- _What is being asked_
Give the entries again, word for word.

- _Supplied material_
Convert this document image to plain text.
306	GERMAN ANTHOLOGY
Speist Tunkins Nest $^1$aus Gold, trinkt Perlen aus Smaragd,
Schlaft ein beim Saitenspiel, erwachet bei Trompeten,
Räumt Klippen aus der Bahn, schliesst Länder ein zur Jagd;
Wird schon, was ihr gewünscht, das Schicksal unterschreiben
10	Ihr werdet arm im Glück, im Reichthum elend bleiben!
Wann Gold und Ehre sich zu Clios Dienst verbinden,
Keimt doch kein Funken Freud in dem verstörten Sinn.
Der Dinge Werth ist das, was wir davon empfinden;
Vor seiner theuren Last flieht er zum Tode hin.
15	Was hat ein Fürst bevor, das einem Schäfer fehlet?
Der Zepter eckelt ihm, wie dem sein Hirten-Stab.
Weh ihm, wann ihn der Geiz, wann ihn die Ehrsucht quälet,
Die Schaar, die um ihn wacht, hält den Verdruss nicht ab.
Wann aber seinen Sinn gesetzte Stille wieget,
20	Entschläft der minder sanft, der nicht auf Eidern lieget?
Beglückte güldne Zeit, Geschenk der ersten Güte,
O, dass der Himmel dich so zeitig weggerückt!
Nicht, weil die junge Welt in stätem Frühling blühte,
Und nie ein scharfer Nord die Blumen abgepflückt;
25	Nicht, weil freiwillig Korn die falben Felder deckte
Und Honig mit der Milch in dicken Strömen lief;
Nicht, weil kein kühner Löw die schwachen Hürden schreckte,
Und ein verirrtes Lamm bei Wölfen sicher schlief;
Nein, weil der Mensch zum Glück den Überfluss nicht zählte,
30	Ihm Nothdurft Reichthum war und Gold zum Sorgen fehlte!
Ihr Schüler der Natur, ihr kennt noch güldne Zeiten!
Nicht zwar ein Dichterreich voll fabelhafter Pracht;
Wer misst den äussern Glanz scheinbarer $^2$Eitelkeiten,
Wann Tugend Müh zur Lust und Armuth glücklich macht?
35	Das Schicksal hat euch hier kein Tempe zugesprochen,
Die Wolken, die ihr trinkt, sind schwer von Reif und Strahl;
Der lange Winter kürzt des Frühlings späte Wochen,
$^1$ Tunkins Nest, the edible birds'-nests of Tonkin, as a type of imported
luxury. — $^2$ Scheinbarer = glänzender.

- _Result for this task_
Convert this document image to plain text.
306	GERMAN ANTHOLOGY
Speist Tunkins Nest $^1$aus Gold, trinkt Perlen aus Smaragd,
Schlaft ein beim Saitenspiel, erwachet bei Trompeten,
Räumt Klippen aus der Bahn, schliesst Länder ein zur Jagd;
Wird schon, was ihr gewünscht, das Schicksal unterschreiben
10	Ihr werdet arm im Glück, im Reichthum elend bleiben!
Wann Gold und Ehre sich zu Clios Dienst verbinden,
Keimt doch kein Funken Freud in dem verstörten Sinn.
Der Dinge Werth ist das, was wir davon empfinden;
Vor seiner theuren Last flieht er zum Tode hin.
15	Was hat ein Fürst bevor, das einem Schäfer fehlet?
Der Zepter eckelt ihm, wie dem sein Hirten-Stab.
Weh ihm, wann ihn der Geiz, wann ihn die Ehrsucht quälet,
Die Schaar, die um ihn wacht, hält den Verdruss nicht ab.
Wann aber seinen Sinn gesetzte Stille wieget,
20	Entschläft der minder sanft, der nicht auf Eidern lieget?
Beglückte güldne Zeit, Geschenk der ersten Güte,
O, dass der Himmel dich so zeitig weggerückt!
Nicht, weil die junge Welt in stätem Frühling blühte,
Und nie ein scharfer Nord die Blumen abgepflückt;
25	Nicht, weil freiwillig Korn die falben Felder deckte
Und Honig mit der Milch in dicken Strömen lief;
Nicht, weil kein kühner Löw die schwachen Hürden schreckte,
Und ein verirrtes Lamm bei Wölfen sicher schlief;
Nein, weil der Mensch zum Glück den Überfluss nicht zählte,
30	Ihm Nothdurft Reichthum war und Gold zum Sorgen fehlte!
Ihr Schüler der Natur, ihr kennt noch güldne Zeiten!
Nicht zwar ein Dichterreich voll fabelhafter Pracht;
Wer misst den äussern Glanz scheinbarer $^2$Eitelkeiten,
Wann Tugend Müh zur Lust und Armuth glücklich macht?
35	Das Schicksal hat euch hier kein Tempe zugesprochen,
Die Wolken, die ihr trinkt, sind schwer von Reif und Strahl;
Der lange Winter kürzt des Frühlings späte Wochen,
$^1$ Tunkins Nest, the edible birds'-nests of Tonkin, as a type of imported
luxury. — $^2$ Scheinbarer = glänzender.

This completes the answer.